> [Document passage]:
[Date Prev][Date Next] [Thread Prev][Thread Next] [Date Index] [Thread Index]

Bug#418708: installation-reports: Dialogs difficult to use on gray-scale monitors



[ As querybts doesn't let me provide extra information (##501285), I'm
  trying to add this via e-mail, hope it works. ]


Tomasz Chmielewski <mangoo@wpkg.org> wrote:

> I remember I used d-i to install Debian (arm) on Thecus n4100 - using 
> minicom and a serial connection. Navigation in d-i over a serial 
> connection / minicom sucks, but that's another story.
> 
> Essentially, a serial connection is black and white only - can it be 
> worse than a gray-scale monitor?

Yes.

In case of a serial connection, the communication endpoint (software or
hardware terminal) can

  1) evaluate *all* color/brightness information (it's usually just
     black and white with two grades of brightness, digitally encoded
     via escape sequences),

  2) losslessly reproduce the transferred color/brightness information,
     as the terminal (software or hardware) is featured with an
     appropriate output device (CRTC in either case).

In case of a gray-scale monitor attached to a (color) graphics card, the
monitor can

  1) usually *not* evaluate all information (at least 16 millions of
     colors, split to three different color channels, analogically
     encoded), as it often has only one input channel, which is hooked
     to the green output channel of the graphics card,

  2) *not* losslessly reproduce the transferred information. The input
     consists of at least 16 millions colors, which have to be mapped
     to just 256 grades of brightness (gray).

> [Information provided]:

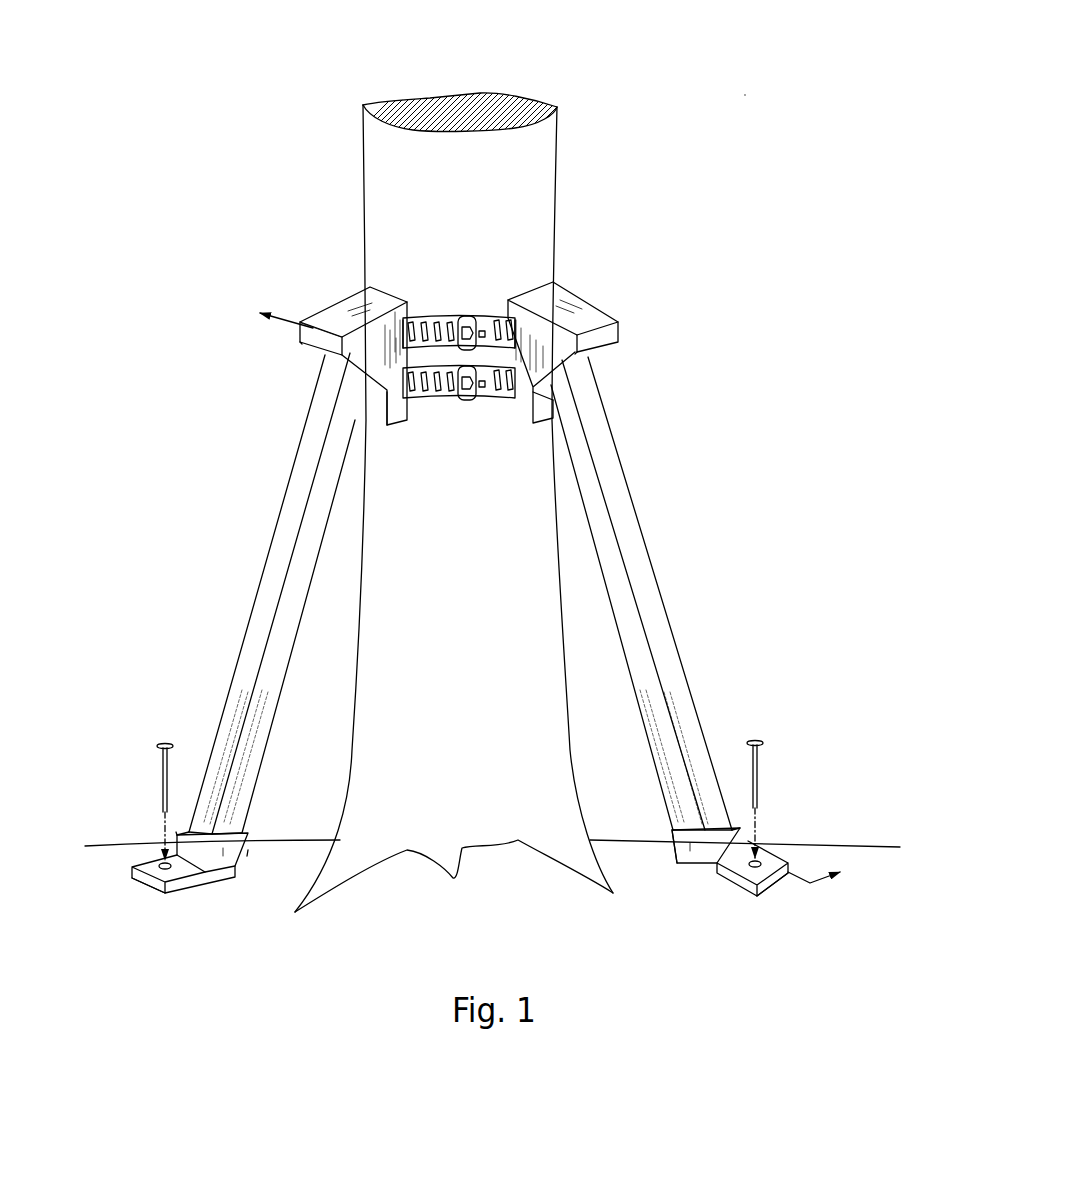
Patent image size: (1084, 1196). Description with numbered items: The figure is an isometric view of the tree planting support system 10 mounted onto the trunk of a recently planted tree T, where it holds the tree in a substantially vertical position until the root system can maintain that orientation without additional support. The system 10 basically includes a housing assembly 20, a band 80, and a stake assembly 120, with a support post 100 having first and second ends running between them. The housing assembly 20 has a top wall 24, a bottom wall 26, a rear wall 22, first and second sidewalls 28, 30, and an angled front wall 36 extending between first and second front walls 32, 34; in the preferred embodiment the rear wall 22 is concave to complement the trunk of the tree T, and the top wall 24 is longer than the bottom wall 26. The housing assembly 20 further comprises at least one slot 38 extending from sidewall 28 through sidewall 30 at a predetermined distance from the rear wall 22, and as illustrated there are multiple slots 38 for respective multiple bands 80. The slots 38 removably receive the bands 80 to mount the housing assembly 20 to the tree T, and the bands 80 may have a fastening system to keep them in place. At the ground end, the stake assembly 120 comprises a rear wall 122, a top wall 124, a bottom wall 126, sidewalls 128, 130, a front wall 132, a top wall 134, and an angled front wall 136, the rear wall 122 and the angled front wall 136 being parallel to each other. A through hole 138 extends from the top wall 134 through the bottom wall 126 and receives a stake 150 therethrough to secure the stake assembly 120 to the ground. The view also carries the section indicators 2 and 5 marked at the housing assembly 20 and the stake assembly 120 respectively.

The tree planting support system 10 is at (745, 95).
The tree T is at (352, 160).
The section view indicator 2 is at (273, 309).
The section view indicator 5 is at (826, 867).
The housing assembly 20 is at (340, 291).
The rear wall 22 is at (370, 286).
The top wall 24 is at (316, 318).
The bottom wall 26 is at (390, 425).
The first sidewall 28 is at (298, 333).
The second sidewall 30 is at (600, 341).
The first front wall 32 is at (315, 340).
The second front wall 34 is at (390, 428).
The angled front wall 36 is at (303, 346).
The slot 38 is at (406, 318).
The band 80 is at (498, 355).
The support post 100 is at (259, 571).
The stake assembly 120 is at (236, 876).
The rear wall 122 is at (258, 838).
The top wall 124 is at (262, 815).
The bottom wall 126 is at (186, 888).
The sidewall 128 is at (678, 864).
The sidewall 130 is at (176, 832).
The front wall 132 is at (134, 879).
The top wall 134 is at (150, 864).
The angled front wall 136 is at (191, 826).
The through hole 138 is at (160, 800).
The stake 150 is at (160, 742).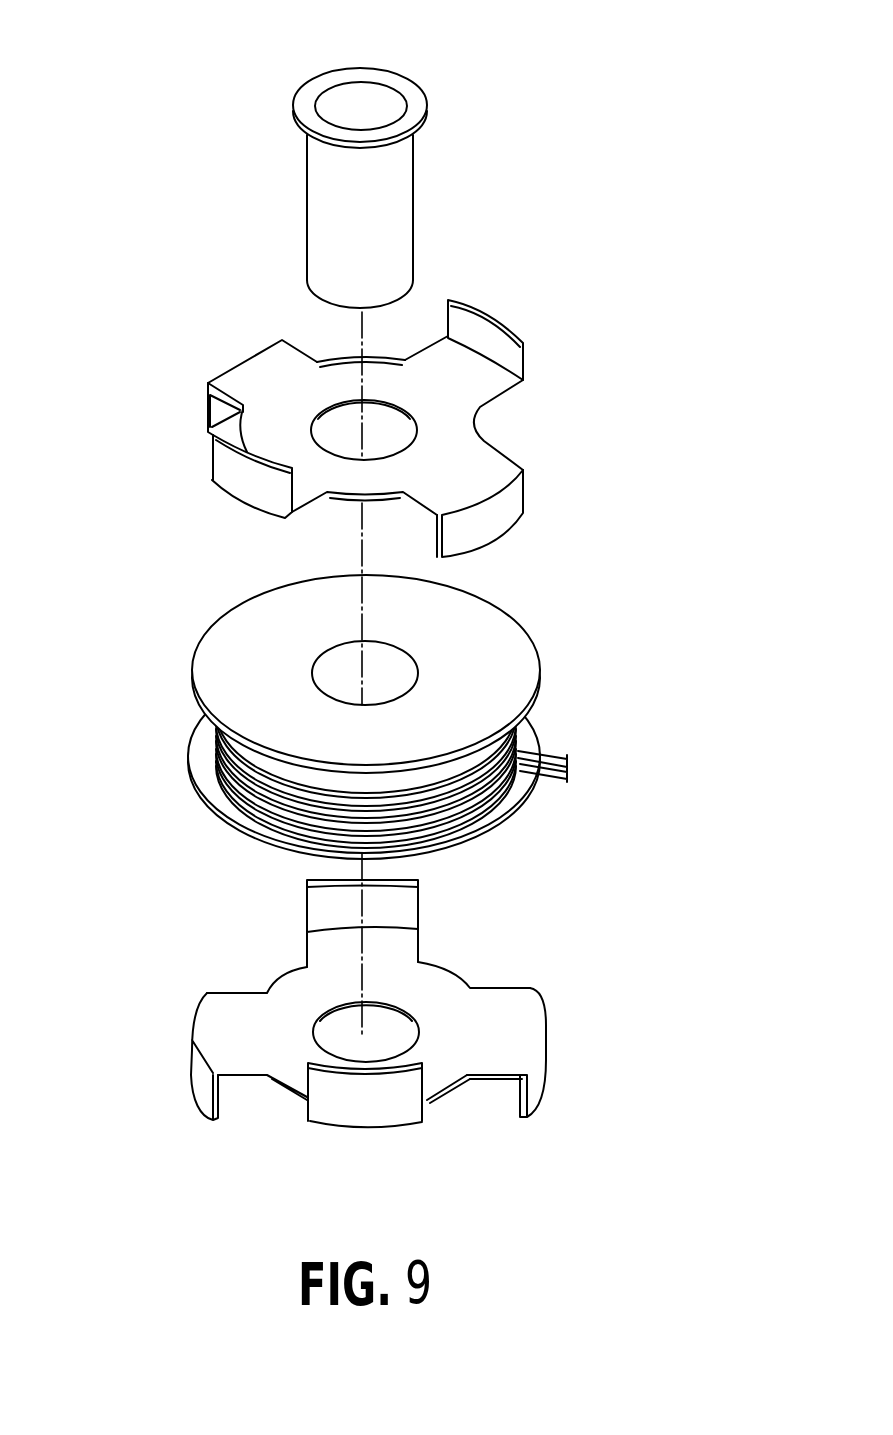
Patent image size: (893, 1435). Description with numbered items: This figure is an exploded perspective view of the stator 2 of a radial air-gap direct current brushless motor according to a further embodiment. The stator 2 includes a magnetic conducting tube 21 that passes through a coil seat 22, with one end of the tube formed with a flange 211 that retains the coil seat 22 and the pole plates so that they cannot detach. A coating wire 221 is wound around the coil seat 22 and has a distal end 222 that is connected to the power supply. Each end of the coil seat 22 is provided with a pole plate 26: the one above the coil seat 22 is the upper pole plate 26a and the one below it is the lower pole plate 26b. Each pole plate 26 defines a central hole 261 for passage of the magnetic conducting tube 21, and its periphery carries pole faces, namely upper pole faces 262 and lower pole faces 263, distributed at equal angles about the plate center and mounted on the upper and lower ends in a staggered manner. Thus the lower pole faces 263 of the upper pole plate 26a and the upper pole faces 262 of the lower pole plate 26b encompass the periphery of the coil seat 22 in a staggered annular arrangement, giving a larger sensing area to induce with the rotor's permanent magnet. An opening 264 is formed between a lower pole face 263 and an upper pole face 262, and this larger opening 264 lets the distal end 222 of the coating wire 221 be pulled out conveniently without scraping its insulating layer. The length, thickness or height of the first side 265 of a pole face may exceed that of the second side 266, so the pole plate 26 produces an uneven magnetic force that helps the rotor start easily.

The stator 2 is at (113, 283).
The magnetic conducting tube 21 is at (398, 185).
The flange 211 is at (417, 98).
The coil seat 22 is at (547, 660).
The coating wire 221 is at (478, 785).
The distal end 222 is at (550, 780).
The pole plate 26 is at (492, 262).
The upper pole plate 26a is at (480, 421).
The lower pole plate 26b is at (460, 1013).
The central hole 261 is at (333, 422).
The upper pole face 262 is at (508, 323).
The lower pole face 263 is at (505, 513).
The opening 264 is at (318, 532).
The first side 265 is at (447, 300).
The second side 266 is at (523, 363).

> [What to work on]:
(a) In the bug report message, restate word for word the passage from "2) *not* losslessly" to "of brightness (gray).".
(b) According to the bug report message, which output channel of the graphics card is a gray-scale monitor's single input channel often hooked to?

> [Per-task answers]:
(a)
2) *not* losslessly reproduce the transferred information. The input
     consists of at least 16 millions colors, which have to be mapped
     to just 256 grades of brightness (gray).

(b) The green output channel.